**Prompt**
Look for the string "Ночью" in every line, and copy each line that has it.

Data listing
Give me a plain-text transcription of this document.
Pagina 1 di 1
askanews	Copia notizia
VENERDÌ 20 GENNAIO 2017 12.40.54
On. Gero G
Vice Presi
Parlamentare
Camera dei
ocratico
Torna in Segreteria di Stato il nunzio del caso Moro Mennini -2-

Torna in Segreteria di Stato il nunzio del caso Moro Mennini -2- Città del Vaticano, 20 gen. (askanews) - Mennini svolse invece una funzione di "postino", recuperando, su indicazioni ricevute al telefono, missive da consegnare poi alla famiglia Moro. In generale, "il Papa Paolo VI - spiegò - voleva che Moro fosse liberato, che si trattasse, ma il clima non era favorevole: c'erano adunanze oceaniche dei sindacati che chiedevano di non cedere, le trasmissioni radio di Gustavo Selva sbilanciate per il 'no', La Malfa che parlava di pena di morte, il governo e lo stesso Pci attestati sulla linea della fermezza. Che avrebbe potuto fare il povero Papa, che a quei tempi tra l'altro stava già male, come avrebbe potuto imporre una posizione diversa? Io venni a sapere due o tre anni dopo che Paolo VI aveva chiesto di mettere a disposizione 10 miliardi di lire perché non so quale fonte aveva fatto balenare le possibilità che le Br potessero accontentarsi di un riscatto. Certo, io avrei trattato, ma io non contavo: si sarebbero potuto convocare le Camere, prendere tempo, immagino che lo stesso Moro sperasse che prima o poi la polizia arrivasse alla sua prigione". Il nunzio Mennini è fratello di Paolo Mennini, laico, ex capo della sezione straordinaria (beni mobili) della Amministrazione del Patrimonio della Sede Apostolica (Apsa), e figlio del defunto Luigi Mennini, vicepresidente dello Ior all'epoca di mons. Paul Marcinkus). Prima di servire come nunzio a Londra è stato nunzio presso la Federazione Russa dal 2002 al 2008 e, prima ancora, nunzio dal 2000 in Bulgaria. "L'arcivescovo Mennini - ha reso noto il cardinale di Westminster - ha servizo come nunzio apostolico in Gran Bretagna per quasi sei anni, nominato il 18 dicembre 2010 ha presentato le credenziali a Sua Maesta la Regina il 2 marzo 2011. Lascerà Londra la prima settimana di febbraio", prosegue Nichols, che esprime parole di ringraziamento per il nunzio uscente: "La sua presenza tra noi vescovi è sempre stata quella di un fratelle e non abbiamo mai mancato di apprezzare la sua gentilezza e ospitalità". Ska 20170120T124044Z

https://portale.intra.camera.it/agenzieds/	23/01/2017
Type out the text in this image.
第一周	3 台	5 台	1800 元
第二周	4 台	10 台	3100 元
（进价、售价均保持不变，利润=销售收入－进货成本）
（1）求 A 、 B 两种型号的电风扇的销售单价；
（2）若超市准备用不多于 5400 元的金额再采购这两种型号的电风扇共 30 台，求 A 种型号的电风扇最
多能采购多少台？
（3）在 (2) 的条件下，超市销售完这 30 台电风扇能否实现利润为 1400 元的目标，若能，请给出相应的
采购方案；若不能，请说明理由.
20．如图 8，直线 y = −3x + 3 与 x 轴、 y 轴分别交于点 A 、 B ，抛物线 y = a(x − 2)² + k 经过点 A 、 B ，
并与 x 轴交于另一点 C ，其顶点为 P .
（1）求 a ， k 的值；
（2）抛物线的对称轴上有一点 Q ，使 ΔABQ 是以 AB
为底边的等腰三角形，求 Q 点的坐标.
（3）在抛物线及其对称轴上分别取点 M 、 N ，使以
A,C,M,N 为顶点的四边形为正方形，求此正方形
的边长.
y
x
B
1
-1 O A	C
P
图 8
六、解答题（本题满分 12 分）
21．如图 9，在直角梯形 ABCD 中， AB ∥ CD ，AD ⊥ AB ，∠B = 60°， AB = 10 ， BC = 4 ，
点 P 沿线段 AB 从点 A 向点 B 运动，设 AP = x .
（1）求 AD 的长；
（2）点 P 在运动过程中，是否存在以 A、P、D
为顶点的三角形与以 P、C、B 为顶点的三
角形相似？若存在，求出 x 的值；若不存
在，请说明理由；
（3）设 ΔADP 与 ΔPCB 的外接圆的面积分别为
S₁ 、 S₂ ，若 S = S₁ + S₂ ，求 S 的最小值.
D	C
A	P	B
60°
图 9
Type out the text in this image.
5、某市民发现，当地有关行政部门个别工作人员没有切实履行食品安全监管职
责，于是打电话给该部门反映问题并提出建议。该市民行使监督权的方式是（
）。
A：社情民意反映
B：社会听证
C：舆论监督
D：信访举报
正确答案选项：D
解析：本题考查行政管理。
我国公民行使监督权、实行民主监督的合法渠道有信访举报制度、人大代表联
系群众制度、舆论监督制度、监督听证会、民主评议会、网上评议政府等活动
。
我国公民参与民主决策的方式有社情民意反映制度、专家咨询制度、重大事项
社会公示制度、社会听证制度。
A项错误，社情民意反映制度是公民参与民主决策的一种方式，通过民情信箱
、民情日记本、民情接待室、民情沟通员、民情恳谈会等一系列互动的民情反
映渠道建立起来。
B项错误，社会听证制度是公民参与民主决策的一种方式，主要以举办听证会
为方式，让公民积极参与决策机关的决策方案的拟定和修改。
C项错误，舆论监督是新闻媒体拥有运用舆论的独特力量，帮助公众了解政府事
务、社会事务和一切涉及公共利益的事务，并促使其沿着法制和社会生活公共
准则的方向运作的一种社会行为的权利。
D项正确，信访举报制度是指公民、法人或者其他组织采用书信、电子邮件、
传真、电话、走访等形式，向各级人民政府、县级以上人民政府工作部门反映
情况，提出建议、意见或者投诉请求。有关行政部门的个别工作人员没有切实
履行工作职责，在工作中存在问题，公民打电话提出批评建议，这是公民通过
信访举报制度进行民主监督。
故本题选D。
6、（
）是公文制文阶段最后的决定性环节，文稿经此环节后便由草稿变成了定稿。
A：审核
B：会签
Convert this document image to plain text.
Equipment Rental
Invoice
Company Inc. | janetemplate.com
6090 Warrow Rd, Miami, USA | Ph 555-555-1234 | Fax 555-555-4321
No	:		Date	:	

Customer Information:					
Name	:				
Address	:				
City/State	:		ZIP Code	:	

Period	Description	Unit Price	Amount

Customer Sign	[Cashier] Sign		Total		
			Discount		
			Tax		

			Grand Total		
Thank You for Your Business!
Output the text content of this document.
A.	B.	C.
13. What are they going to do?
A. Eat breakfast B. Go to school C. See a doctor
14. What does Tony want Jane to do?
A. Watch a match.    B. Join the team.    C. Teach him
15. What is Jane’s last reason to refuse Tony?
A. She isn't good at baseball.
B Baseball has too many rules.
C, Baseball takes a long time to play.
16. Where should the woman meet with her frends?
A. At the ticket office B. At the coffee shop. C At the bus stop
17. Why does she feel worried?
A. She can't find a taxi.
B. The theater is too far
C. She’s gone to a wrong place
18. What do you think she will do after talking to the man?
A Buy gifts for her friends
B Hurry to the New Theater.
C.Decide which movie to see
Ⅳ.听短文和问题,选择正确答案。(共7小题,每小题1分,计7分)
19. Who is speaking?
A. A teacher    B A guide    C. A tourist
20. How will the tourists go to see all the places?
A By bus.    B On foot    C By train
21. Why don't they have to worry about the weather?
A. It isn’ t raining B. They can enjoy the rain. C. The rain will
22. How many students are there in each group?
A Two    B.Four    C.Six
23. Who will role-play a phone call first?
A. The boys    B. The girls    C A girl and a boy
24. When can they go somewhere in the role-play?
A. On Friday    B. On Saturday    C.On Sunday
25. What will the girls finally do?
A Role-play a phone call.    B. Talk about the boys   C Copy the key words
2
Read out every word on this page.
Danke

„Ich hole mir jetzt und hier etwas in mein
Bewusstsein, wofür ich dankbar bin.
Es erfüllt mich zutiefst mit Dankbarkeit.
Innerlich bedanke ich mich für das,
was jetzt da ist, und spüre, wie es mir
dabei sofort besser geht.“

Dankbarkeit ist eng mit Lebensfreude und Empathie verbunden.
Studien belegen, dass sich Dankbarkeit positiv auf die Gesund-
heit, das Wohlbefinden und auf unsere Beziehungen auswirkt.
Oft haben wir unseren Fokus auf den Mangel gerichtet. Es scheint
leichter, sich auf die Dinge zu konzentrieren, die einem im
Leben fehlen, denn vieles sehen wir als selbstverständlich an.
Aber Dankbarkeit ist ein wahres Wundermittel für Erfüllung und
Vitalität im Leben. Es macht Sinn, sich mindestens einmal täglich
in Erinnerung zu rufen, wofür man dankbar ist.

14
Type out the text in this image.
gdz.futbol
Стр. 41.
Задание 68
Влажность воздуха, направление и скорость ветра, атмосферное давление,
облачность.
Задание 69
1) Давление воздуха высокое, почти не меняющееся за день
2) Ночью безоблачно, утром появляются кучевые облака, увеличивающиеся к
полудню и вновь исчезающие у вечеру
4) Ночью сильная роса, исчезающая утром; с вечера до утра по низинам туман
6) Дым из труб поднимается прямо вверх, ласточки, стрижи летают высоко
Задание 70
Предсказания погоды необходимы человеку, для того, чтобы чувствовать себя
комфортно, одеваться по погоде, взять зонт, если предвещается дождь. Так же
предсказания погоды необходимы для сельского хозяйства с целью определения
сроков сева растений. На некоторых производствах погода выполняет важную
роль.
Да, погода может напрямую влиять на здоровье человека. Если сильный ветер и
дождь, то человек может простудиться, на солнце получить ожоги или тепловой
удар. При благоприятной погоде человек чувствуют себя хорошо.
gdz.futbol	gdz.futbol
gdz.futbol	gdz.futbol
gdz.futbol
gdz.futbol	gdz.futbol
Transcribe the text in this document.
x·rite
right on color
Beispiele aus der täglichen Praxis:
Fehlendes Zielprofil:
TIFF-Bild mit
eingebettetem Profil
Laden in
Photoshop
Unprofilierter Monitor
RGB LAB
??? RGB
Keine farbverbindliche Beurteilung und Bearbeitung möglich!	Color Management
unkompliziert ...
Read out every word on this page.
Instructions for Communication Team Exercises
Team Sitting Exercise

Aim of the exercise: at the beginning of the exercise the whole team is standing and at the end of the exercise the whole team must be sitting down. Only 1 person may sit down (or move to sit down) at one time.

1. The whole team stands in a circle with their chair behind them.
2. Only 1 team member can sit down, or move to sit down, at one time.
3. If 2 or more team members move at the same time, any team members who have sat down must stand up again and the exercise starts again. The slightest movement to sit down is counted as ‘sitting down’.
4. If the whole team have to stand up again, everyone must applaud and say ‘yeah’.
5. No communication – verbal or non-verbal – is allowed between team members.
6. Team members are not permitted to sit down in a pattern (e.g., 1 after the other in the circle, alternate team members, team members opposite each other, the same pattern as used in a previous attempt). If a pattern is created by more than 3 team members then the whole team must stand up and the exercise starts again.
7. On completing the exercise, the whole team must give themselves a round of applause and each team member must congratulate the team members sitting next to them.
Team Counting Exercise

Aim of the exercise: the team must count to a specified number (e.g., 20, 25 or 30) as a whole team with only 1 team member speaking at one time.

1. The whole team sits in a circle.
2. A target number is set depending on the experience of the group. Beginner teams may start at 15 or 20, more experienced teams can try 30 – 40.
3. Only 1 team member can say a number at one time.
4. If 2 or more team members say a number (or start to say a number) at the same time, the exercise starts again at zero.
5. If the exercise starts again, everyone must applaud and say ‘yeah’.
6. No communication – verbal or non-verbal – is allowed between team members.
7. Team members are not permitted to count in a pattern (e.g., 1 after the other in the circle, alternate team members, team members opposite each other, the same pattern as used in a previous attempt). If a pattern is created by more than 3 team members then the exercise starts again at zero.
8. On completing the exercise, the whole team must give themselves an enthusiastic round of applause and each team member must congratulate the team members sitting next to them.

**Solved exercise**
2) Ночью безоблачно, утром появляются кучевые облака, увеличивающиеся к
4) Ночью сильная роса, исчезающая утром; с вечера до утра по низинам туман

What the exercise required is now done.